» **Work instruction**: Your response must be made up of each line in the data below that contains the string "valid".

━━━━━ Exercise data ━━━━━

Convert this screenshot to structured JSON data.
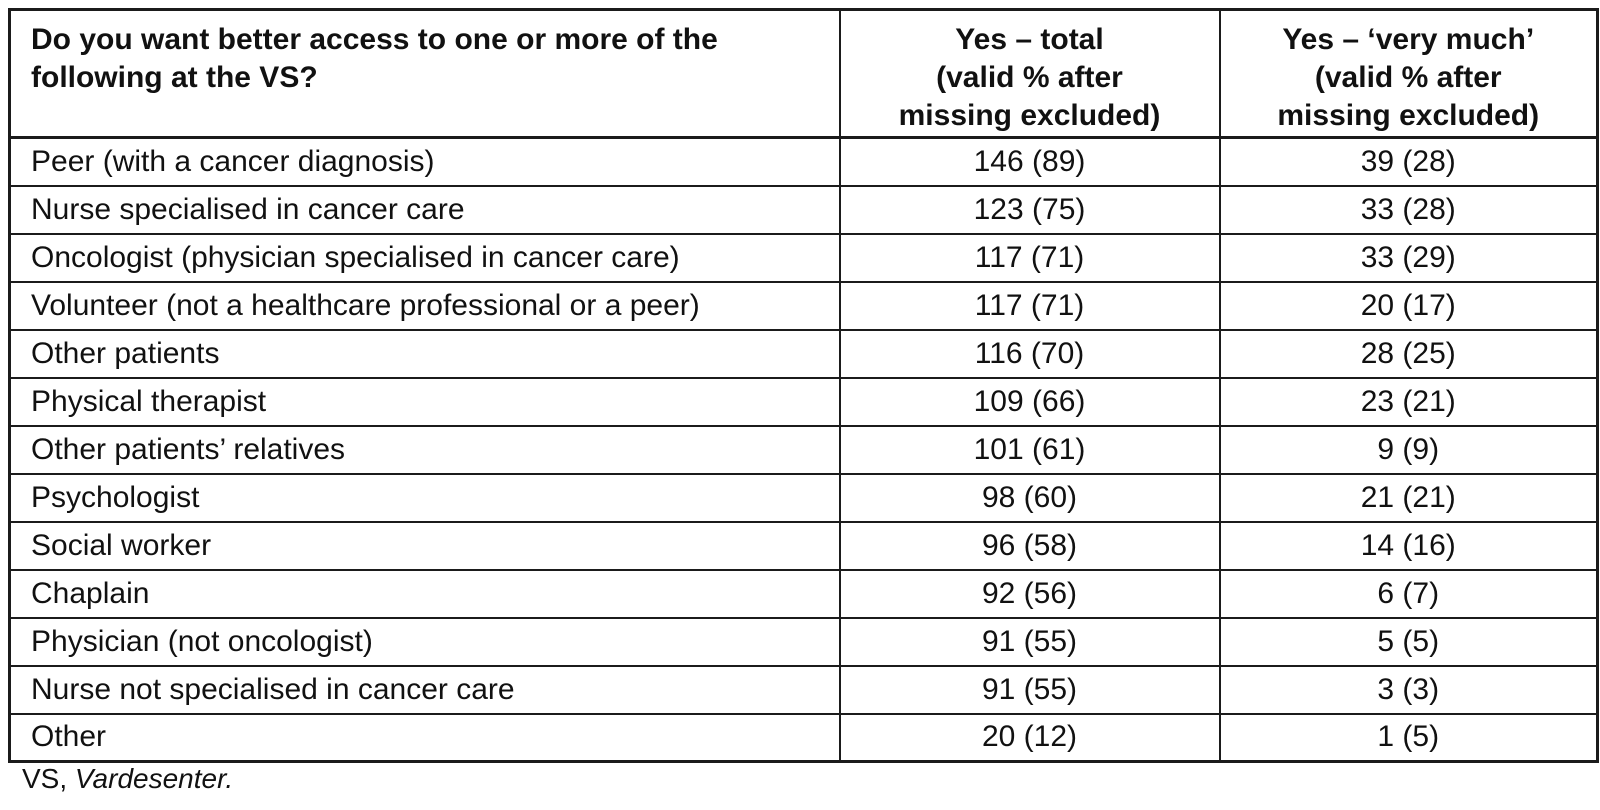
{
  "table": {
    "header": {
      "question": "Do you want better access to one or more of the following at the VS?",
      "yes_total": "Yes – total\n(valid % after\nmissing excluded)",
      "yes_very_much": "Yes – ‘very much’\n(valid % after\nmissing excluded)"
    },
    "rows": [
      {
        "label": "Peer (with a cancer diagnosis)",
        "yes_total": "146 (89)",
        "yes_very_much": "39 (28)"
      },
      {
        "label": "Nurse specialised in cancer care",
        "yes_total": "123 (75)",
        "yes_very_much": "33 (28)"
      },
      {
        "label": "Oncologist (physician specialised in cancer care)",
        "yes_total": "117 (71)",
        "yes_very_much": "33 (29)"
      },
      {
        "label": "Volunteer (not a healthcare professional or a peer)",
        "yes_total": "117 (71)",
        "yes_very_much": "20 (17)"
      },
      {
        "label": "Other patients",
        "yes_total": "116 (70)",
        "yes_very_much": "28 (25)"
      },
      {
        "label": "Physical therapist",
        "yes_total": "109 (66)",
        "yes_very_much": "23 (21)"
      },
      {
        "label": "Other patients’ relatives",
        "yes_total": "101 (61)",
        "yes_very_much": "9 (9)"
      },
      {
        "label": "Psychologist",
        "yes_total": "98 (60)",
        "yes_very_much": "21 (21)"
      },
      {
        "label": "Social worker",
        "yes_total": "96 (58)",
        "yes_very_much": "14 (16)"
      },
      {
        "label": "Chaplain",
        "yes_total": "92 (56)",
        "yes_very_much": "6 (7)"
      },
      {
        "label": "Physician (not oncologist)",
        "yes_total": "91 (55)",
        "yes_very_much": "5 (5)"
      },
      {
        "label": "Nurse not specialised in cancer care",
        "yes_total": "91 (55)",
        "yes_very_much": "3 (3)"
      },
      {
        "label": "Other",
        "yes_total": "20 (12)",
        "yes_very_much": "1 (5)"
      }
    ],
    "footnote": {
      "abbreviation": "VS, ",
      "term": "Vardesenter."
    },
    "colors": {
      "text": "#111111",
      "border": "#1b1b1b",
      "background": "#ffffff"
    }
  }
}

━━━━━

» **Task response**:
      "yes_total": "Yes – total\n(valid % after\nmissing excluded)",
      "yes_very_much": "Yes – ‘very much’\n(valid % after\nmissing excluded)"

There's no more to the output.